» **Task to complete**
Gather every line of the listing below that contains the string "select", matching letter case exactly.

» **Data shown**
+ + + + + + +
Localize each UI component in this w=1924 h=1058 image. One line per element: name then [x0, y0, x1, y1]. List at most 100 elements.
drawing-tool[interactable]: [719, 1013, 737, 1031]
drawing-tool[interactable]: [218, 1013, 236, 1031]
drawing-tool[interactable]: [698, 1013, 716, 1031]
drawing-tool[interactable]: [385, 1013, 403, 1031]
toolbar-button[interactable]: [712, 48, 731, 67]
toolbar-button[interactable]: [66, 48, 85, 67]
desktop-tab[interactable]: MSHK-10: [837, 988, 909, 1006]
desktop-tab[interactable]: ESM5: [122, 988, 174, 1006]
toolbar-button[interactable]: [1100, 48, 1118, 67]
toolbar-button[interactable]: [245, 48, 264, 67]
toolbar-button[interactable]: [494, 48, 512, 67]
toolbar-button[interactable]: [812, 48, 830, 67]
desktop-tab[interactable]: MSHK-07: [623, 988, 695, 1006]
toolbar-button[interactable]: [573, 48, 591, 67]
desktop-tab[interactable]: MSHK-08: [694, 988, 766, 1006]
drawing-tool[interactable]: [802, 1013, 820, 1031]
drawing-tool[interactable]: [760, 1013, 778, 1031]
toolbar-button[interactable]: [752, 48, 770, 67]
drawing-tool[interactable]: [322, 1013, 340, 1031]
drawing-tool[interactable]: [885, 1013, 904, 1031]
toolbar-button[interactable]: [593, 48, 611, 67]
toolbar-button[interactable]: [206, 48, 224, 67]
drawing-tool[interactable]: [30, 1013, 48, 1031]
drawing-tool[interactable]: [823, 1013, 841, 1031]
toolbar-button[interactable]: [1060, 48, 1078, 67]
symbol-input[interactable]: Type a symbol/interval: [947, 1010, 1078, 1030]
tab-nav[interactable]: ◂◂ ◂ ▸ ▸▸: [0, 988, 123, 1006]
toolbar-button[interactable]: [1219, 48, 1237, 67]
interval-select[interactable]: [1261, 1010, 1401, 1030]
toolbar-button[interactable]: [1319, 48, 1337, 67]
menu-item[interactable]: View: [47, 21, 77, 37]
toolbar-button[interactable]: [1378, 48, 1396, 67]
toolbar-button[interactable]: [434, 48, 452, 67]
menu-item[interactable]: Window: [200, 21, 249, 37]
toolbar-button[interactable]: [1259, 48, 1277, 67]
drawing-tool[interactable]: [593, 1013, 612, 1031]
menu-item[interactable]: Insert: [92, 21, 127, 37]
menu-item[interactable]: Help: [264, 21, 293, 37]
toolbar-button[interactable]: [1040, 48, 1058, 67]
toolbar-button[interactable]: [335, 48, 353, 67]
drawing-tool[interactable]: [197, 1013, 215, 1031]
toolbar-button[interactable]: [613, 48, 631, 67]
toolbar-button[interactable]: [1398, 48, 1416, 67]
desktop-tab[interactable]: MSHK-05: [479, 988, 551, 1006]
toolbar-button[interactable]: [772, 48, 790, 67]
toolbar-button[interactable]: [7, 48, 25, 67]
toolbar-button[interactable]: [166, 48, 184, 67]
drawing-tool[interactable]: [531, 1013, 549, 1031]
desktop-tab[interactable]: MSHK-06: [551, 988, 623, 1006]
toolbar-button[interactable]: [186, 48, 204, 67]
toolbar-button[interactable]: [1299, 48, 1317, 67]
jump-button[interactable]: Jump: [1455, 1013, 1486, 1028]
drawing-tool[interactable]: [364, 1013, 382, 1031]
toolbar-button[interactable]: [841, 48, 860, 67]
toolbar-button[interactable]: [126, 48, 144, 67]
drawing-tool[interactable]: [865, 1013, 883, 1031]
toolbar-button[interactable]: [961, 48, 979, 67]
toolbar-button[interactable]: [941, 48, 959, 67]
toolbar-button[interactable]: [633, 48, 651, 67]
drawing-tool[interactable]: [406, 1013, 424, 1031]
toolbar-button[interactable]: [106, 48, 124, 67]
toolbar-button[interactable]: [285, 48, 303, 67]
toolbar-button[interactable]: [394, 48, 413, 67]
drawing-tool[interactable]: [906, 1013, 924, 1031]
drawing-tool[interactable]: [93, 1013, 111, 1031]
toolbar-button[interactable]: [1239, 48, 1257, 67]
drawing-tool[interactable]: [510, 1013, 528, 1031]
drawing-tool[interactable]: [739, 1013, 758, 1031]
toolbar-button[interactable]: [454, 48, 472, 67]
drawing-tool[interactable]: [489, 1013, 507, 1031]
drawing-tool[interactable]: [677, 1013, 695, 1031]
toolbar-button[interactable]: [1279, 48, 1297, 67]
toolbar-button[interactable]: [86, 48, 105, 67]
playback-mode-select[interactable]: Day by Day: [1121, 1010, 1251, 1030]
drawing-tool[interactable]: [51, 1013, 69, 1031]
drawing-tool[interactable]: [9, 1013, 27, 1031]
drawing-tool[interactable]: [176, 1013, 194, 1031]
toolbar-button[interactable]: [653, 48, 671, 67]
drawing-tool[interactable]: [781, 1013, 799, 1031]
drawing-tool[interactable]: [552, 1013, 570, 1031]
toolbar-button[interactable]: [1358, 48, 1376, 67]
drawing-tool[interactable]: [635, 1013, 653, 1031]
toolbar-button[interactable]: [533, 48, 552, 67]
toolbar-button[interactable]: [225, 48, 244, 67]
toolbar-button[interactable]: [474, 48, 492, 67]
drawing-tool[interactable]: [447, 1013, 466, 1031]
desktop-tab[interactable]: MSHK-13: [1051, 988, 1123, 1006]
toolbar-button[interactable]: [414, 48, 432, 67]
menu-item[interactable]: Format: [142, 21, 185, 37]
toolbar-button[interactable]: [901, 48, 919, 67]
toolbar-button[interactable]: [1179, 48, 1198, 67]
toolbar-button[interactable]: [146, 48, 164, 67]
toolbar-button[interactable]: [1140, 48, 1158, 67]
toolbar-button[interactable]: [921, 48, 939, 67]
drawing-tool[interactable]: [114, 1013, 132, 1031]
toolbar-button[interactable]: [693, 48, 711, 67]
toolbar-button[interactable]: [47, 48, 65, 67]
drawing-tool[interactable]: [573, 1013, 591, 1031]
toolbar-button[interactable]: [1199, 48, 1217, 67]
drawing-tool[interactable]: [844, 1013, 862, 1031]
+ + + + + + +
» **Task response**
interval-select[interactable]: [1261, 1010, 1401, 1030]
playback-mode-select[interactable]: Day by Day: [1121, 1010, 1251, 1030]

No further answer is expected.